-------- Record excerpts
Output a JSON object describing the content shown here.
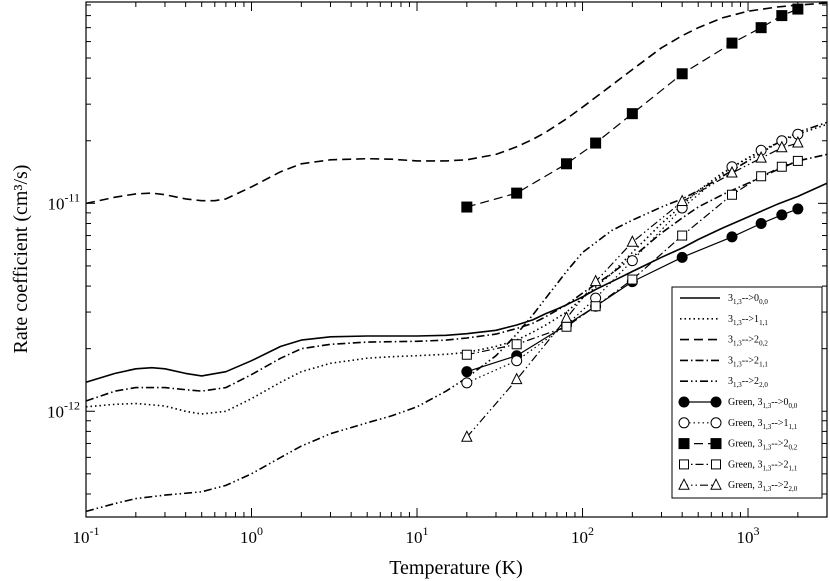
{
  "chart_data": {
    "type": "line",
    "title": "",
    "xlabel": "Temperature (K)",
    "ylabel": "Rate coefficient (cm³/s)",
    "xscale": "log",
    "yscale": "log",
    "xlim": [
      0.1,
      3000
    ],
    "ylim": [
      3.1e-13,
      9.3e-11
    ],
    "x_tick_labels": [
      {
        "base": "10",
        "exp": "-1",
        "value": 0.1
      },
      {
        "base": "10",
        "exp": "0",
        "value": 1
      },
      {
        "base": "10",
        "exp": "1",
        "value": 10
      },
      {
        "base": "10",
        "exp": "2",
        "value": 100
      },
      {
        "base": "10",
        "exp": "3",
        "value": 1000
      }
    ],
    "y_tick_labels": [
      {
        "base": "10",
        "exp": "-12",
        "value": 1e-12
      },
      {
        "base": "10",
        "exp": "-11",
        "value": 1e-11
      }
    ],
    "legend_position": "lower-right",
    "series": [
      {
        "name": "3_{1,3}-->0_{0,0}",
        "style": "solid",
        "marker": "none",
        "x": [
          0.1,
          0.15,
          0.2,
          0.25,
          0.3,
          0.4,
          0.5,
          0.7,
          1,
          1.5,
          2,
          3,
          5,
          7,
          10,
          15,
          20,
          30,
          40,
          50,
          60,
          70,
          80,
          100,
          120,
          150,
          200,
          300,
          400,
          500,
          700,
          1000,
          1500,
          2000,
          3000
        ],
        "y": [
          1.38e-12,
          1.52e-12,
          1.6e-12,
          1.62e-12,
          1.6e-12,
          1.52e-12,
          1.48e-12,
          1.55e-12,
          1.75e-12,
          2.05e-12,
          2.2e-12,
          2.28e-12,
          2.3e-12,
          2.3e-12,
          2.3e-12,
          2.32e-12,
          2.36e-12,
          2.45e-12,
          2.6e-12,
          2.75e-12,
          2.95e-12,
          3.1e-12,
          3.25e-12,
          3.55e-12,
          3.85e-12,
          4.2e-12,
          4.7e-12,
          5.5e-12,
          6.1e-12,
          6.7e-12,
          7.6e-12,
          8.6e-12,
          9.9e-12,
          1.08e-11,
          1.25e-11
        ]
      },
      {
        "name": "3_{1,3}-->1_{1,1}",
        "style": "dotted",
        "marker": "none",
        "x": [
          0.1,
          0.15,
          0.2,
          0.3,
          0.4,
          0.5,
          0.7,
          1,
          1.5,
          2,
          3,
          5,
          7,
          10,
          15,
          20,
          30,
          40,
          50,
          60,
          80,
          100,
          150,
          200,
          300,
          400,
          500,
          700,
          1000,
          1500,
          2000,
          3000
        ],
        "y": [
          1.05e-12,
          1.08e-12,
          1.09e-12,
          1.06e-12,
          1e-12,
          9.7e-13,
          1e-12,
          1.15e-12,
          1.38e-12,
          1.55e-12,
          1.7e-12,
          1.8e-12,
          1.83e-12,
          1.85e-12,
          1.88e-12,
          1.92e-12,
          2.05e-12,
          2.2e-12,
          2.4e-12,
          2.6e-12,
          3e-12,
          3.5e-12,
          4.6e-12,
          5.8e-12,
          8e-12,
          9.8e-12,
          1.15e-11,
          1.4e-11,
          1.65e-11,
          1.95e-11,
          2.15e-11,
          2.4e-11
        ]
      },
      {
        "name": "3_{1,3}-->2_{0,2}",
        "style": "dashed",
        "marker": "none",
        "x": [
          0.1,
          0.15,
          0.2,
          0.25,
          0.3,
          0.4,
          0.5,
          0.6,
          0.7,
          1,
          1.5,
          2,
          3,
          5,
          7,
          10,
          15,
          20,
          30,
          40,
          50,
          60,
          80,
          100,
          150,
          200,
          300,
          400,
          500,
          700,
          1000,
          1500,
          2000,
          3000
        ],
        "y": [
          1e-11,
          1.07e-11,
          1.11e-11,
          1.12e-11,
          1.1e-11,
          1.05e-11,
          1.03e-11,
          1.03e-11,
          1.05e-11,
          1.2e-11,
          1.42e-11,
          1.55e-11,
          1.62e-11,
          1.64e-11,
          1.63e-11,
          1.6e-11,
          1.6e-11,
          1.62e-11,
          1.72e-11,
          1.87e-11,
          2.03e-11,
          2.2e-11,
          2.55e-11,
          2.9e-11,
          3.7e-11,
          4.4e-11,
          5.6e-11,
          6.4e-11,
          7e-11,
          7.8e-11,
          8.4e-11,
          8.8e-11,
          9e-11,
          9.2e-11
        ]
      },
      {
        "name": "3_{1,3}-->2_{1,1}",
        "style": "dashdot",
        "marker": "none",
        "x": [
          0.1,
          0.15,
          0.2,
          0.3,
          0.4,
          0.5,
          0.7,
          1,
          1.5,
          2,
          3,
          5,
          7,
          10,
          15,
          20,
          30,
          40,
          50,
          60,
          80,
          100,
          150,
          200,
          300,
          400,
          500,
          700,
          1000,
          1500,
          2000,
          3000
        ],
        "y": [
          1.12e-12,
          1.25e-12,
          1.3e-12,
          1.3e-12,
          1.27e-12,
          1.25e-12,
          1.3e-12,
          1.5e-12,
          1.8e-12,
          2e-12,
          2.1e-12,
          2.15e-12,
          2.16e-12,
          2.17e-12,
          2.2e-12,
          2.25e-12,
          2.35e-12,
          2.5e-12,
          2.65e-12,
          2.85e-12,
          3.25e-12,
          3.7e-12,
          4.6e-12,
          5.5e-12,
          7.2e-12,
          8.5e-12,
          9.6e-12,
          1.1e-11,
          1.25e-11,
          1.45e-11,
          1.6e-11,
          1.72e-11
        ]
      },
      {
        "name": "3_{1,3}-->2_{2,0}",
        "style": "dashdotdot",
        "marker": "none",
        "x": [
          0.1,
          0.15,
          0.2,
          0.3,
          0.5,
          0.7,
          1,
          1.5,
          2,
          3,
          5,
          7,
          10,
          15,
          20,
          30,
          40,
          50,
          60,
          80,
          100,
          150,
          200,
          300,
          400,
          500,
          700,
          1000,
          1500,
          2000,
          3000
        ],
        "y": [
          3.3e-13,
          3.6e-13,
          3.8e-13,
          3.95e-13,
          4.1e-13,
          4.4e-13,
          5e-13,
          6e-13,
          6.8e-13,
          7.8e-13,
          8.8e-13,
          9.5e-13,
          1.05e-12,
          1.25e-12,
          1.45e-12,
          1.85e-12,
          2.35e-12,
          2.9e-12,
          3.5e-12,
          4.7e-12,
          5.8e-12,
          7.4e-12,
          8.3e-12,
          9.6e-12,
          1.05e-11,
          1.15e-11,
          1.35e-11,
          1.6e-11,
          1.95e-11,
          2.2e-11,
          2.45e-11
        ]
      },
      {
        "name": "Green, 3_{1,3}-->0_{0,0}",
        "style": "solid",
        "marker": "filled-circle",
        "x": [
          20,
          40,
          80,
          120,
          200,
          400,
          800,
          1200,
          1600,
          2000
        ],
        "y": [
          1.55e-12,
          1.85e-12,
          2.6e-12,
          3.2e-12,
          4.2e-12,
          5.5e-12,
          6.9e-12,
          8e-12,
          8.8e-12,
          9.4e-12
        ]
      },
      {
        "name": "Green, 3_{1,3}-->1_{1,1}",
        "style": "dotted",
        "marker": "open-circle",
        "x": [
          20,
          40,
          80,
          120,
          200,
          400,
          800,
          1200,
          1600,
          2000
        ],
        "y": [
          1.37e-12,
          1.75e-12,
          2.6e-12,
          3.5e-12,
          5.3e-12,
          9.5e-12,
          1.5e-11,
          1.8e-11,
          2e-11,
          2.15e-11
        ]
      },
      {
        "name": "Green, 3_{1,3}-->2_{0,2}",
        "style": "dashed",
        "marker": "filled-square",
        "x": [
          20,
          40,
          80,
          120,
          200,
          400,
          800,
          1200,
          1600,
          2000
        ],
        "y": [
          9.6e-12,
          1.12e-11,
          1.55e-11,
          1.95e-11,
          2.7e-11,
          4.2e-11,
          5.9e-11,
          7e-11,
          8e-11,
          8.6e-11
        ]
      },
      {
        "name": "Green, 3_{1,3}-->2_{1,1}",
        "style": "dashdot",
        "marker": "open-square",
        "x": [
          20,
          40,
          80,
          120,
          200,
          400,
          800,
          1200,
          1600,
          2000
        ],
        "y": [
          1.87e-12,
          2.1e-12,
          2.55e-12,
          3.2e-12,
          4.3e-12,
          7e-12,
          1.1e-11,
          1.35e-11,
          1.5e-11,
          1.6e-11
        ]
      },
      {
        "name": "Green, 3_{1,3}-->2_{2,0}",
        "style": "dashdotdot",
        "marker": "open-triangle",
        "x": [
          20,
          40,
          80,
          120,
          200,
          400,
          800,
          1200,
          1600,
          2000
        ],
        "y": [
          7.5e-13,
          1.42e-12,
          2.8e-12,
          4.2e-12,
          6.5e-12,
          1.02e-11,
          1.4e-11,
          1.65e-11,
          1.85e-11,
          1.95e-11
        ]
      }
    ],
    "legend": [
      {
        "prefix": "",
        "main": "3",
        "sub1": "1,3",
        "mid": "-->",
        "target": "0",
        "sub2": "0,0"
      },
      {
        "prefix": "",
        "main": "3",
        "sub1": "1,3",
        "mid": "-->",
        "target": "1",
        "sub2": "1,1"
      },
      {
        "prefix": "",
        "main": "3",
        "sub1": "1,3",
        "mid": "-->",
        "target": "2",
        "sub2": "0,2"
      },
      {
        "prefix": "",
        "main": "3",
        "sub1": "1,3",
        "mid": "-->",
        "target": "2",
        "sub2": "1,1"
      },
      {
        "prefix": "",
        "main": "3",
        "sub1": "1,3",
        "mid": "-->",
        "target": "2",
        "sub2": "2,0"
      },
      {
        "prefix": "Green, ",
        "main": "3",
        "sub1": "1,3",
        "mid": "-->",
        "target": "0",
        "sub2": "0,0"
      },
      {
        "prefix": "Green, ",
        "main": "3",
        "sub1": "1,3",
        "mid": "-->",
        "target": "1",
        "sub2": "1,1"
      },
      {
        "prefix": "Green, ",
        "main": "3",
        "sub1": "1,3",
        "mid": "-->",
        "target": "2",
        "sub2": "0,2"
      },
      {
        "prefix": "Green, ",
        "main": "3",
        "sub1": "1,3",
        "mid": "-->",
        "target": "2",
        "sub2": "1,1"
      },
      {
        "prefix": "Green, ",
        "main": "3",
        "sub1": "1,3",
        "mid": "-->",
        "target": "2",
        "sub2": "2,0"
      }
    ]
  }
}
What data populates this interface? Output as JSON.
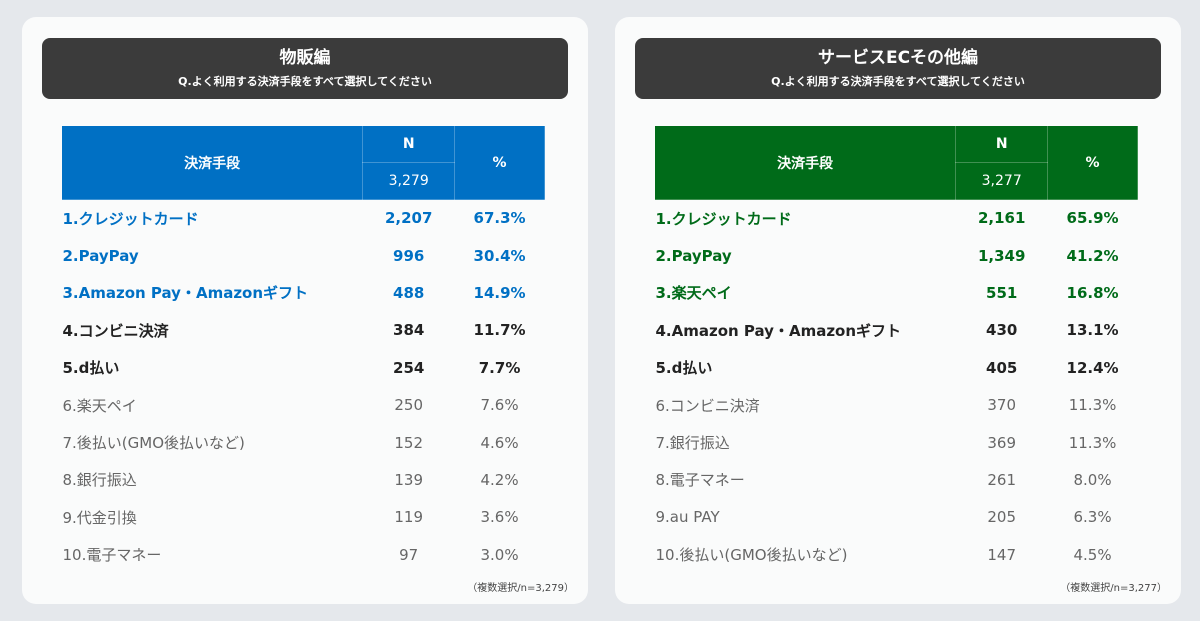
{
  "panels": [
    {
      "title": "物販編",
      "question": "Q.よく利用する決済手段をすべて選択してください",
      "accent": "#0070c4",
      "header": {
        "method": "決済手段",
        "n": "N",
        "n_total": "3,279",
        "pct": "%"
      },
      "rows": [
        {
          "label": "1.クレジットカード",
          "n": "2,207",
          "pct": "67.3%",
          "style": "top"
        },
        {
          "label": "2.PayPay",
          "n": "996",
          "pct": "30.4%",
          "style": "top"
        },
        {
          "label": "3.Amazon Pay・Amazonギフト",
          "n": "488",
          "pct": "14.9%",
          "style": "top"
        },
        {
          "label": "4.コンビニ決済",
          "n": "384",
          "pct": "11.7%",
          "style": "bold"
        },
        {
          "label": "5.d払い",
          "n": "254",
          "pct": "7.7%",
          "style": "bold"
        },
        {
          "label": "6.楽天ペイ",
          "n": "250",
          "pct": "7.6%",
          "style": "plain"
        },
        {
          "label": "7.後払い(GMO後払いなど)",
          "n": "152",
          "pct": "4.6%",
          "style": "plain"
        },
        {
          "label": "8.銀行振込",
          "n": "139",
          "pct": "4.2%",
          "style": "plain"
        },
        {
          "label": "9.代金引換",
          "n": "119",
          "pct": "3.6%",
          "style": "plain"
        },
        {
          "label": "10.電子マネー",
          "n": "97",
          "pct": "3.0%",
          "style": "plain"
        }
      ],
      "note": "（複数選択/n=3,279）"
    },
    {
      "title": "サービスECその他編",
      "question": "Q.よく利用する決済手段をすべて選択してください",
      "accent": "#006b19",
      "header": {
        "method": "決済手段",
        "n": "N",
        "n_total": "3,277",
        "pct": "%"
      },
      "rows": [
        {
          "label": "1.クレジットカード",
          "n": "2,161",
          "pct": "65.9%",
          "style": "top"
        },
        {
          "label": "2.PayPay",
          "n": "1,349",
          "pct": "41.2%",
          "style": "top"
        },
        {
          "label": "3.楽天ペイ",
          "n": "551",
          "pct": "16.8%",
          "style": "top"
        },
        {
          "label": "4.Amazon Pay・Amazonギフト",
          "n": "430",
          "pct": "13.1%",
          "style": "bold"
        },
        {
          "label": "5.d払い",
          "n": "405",
          "pct": "12.4%",
          "style": "bold"
        },
        {
          "label": "6.コンビニ決済",
          "n": "370",
          "pct": "11.3%",
          "style": "plain"
        },
        {
          "label": "7.銀行振込",
          "n": "369",
          "pct": "11.3%",
          "style": "plain"
        },
        {
          "label": "8.電子マネー",
          "n": "261",
          "pct": "8.0%",
          "style": "plain"
        },
        {
          "label": "9.au PAY",
          "n": "205",
          "pct": "6.3%",
          "style": "plain"
        },
        {
          "label": "10.後払い(GMO後払いなど)",
          "n": "147",
          "pct": "4.5%",
          "style": "plain"
        }
      ],
      "note": "（複数選択/n=3,277）"
    }
  ]
}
----------------
Going through the entries above, report how many lines include the string "filled". The number alone is the answer.

#### [Response to this exercise]
2